— START OF Data rows —

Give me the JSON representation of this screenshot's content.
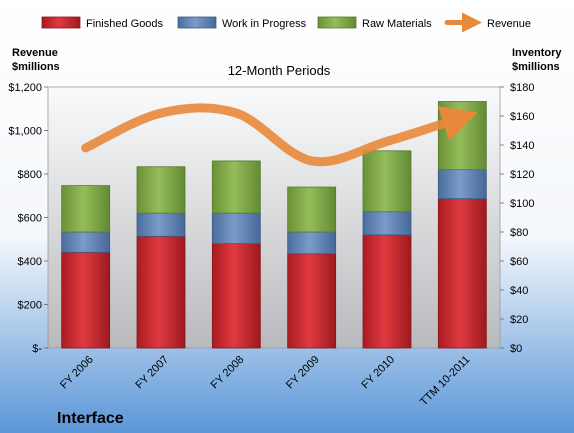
{
  "chart_data": {
    "type": "bar",
    "stacked": true,
    "subtitle": "12-Month Periods",
    "company": "Interface",
    "categories": [
      "FY 2006",
      "FY 2007",
      "FY 2008",
      "FY 2009",
      "FY 2010",
      "TTM 10-2011"
    ],
    "series": [
      {
        "name": "Finished Goods",
        "axis": "right",
        "color": "#c0262b",
        "values": [
          66,
          77,
          72,
          65,
          78,
          103
        ]
      },
      {
        "name": "Work in Progress",
        "axis": "right",
        "color": "#5b7fb4",
        "values": [
          14,
          16,
          21,
          15,
          16,
          20
        ]
      },
      {
        "name": "Raw Materials",
        "axis": "right",
        "color": "#7aa342",
        "values": [
          32,
          32,
          36,
          31,
          42,
          47
        ]
      }
    ],
    "line_series": {
      "name": "Revenue",
      "axis": "left",
      "color": "#e8883a",
      "values": [
        920,
        1080,
        1080,
        860,
        950,
        1060
      ]
    },
    "left_axis": {
      "title_lines": [
        "Revenue",
        "$millions"
      ],
      "ticks": [
        0,
        200,
        400,
        600,
        800,
        1000,
        1200
      ],
      "tick_labels": [
        "$-",
        "$200",
        "$400",
        "$600",
        "$800",
        "$1,000",
        "$1,200"
      ],
      "ylim": [
        0,
        1200
      ]
    },
    "right_axis": {
      "title_lines": [
        "Inventory",
        "$millions"
      ],
      "ticks": [
        0,
        20,
        40,
        60,
        80,
        100,
        120,
        140,
        160,
        180
      ],
      "tick_labels": [
        "$0",
        "$20",
        "$40",
        "$60",
        "$80",
        "$100",
        "$120",
        "$140",
        "$160",
        "$180"
      ],
      "ylim": [
        0,
        180
      ]
    },
    "legend": {
      "placement": "top",
      "entries": [
        "Finished Goods",
        "Work in Progress",
        "Raw Materials",
        "Revenue"
      ]
    },
    "background_top": "#ffffff",
    "background_bottom": "#5a96d8"
  }
}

— END OF Data rows —

▶ **Task statement**:
In the records above, how many lines contain the string "color"? State that number only.

▶ **Full response**:
4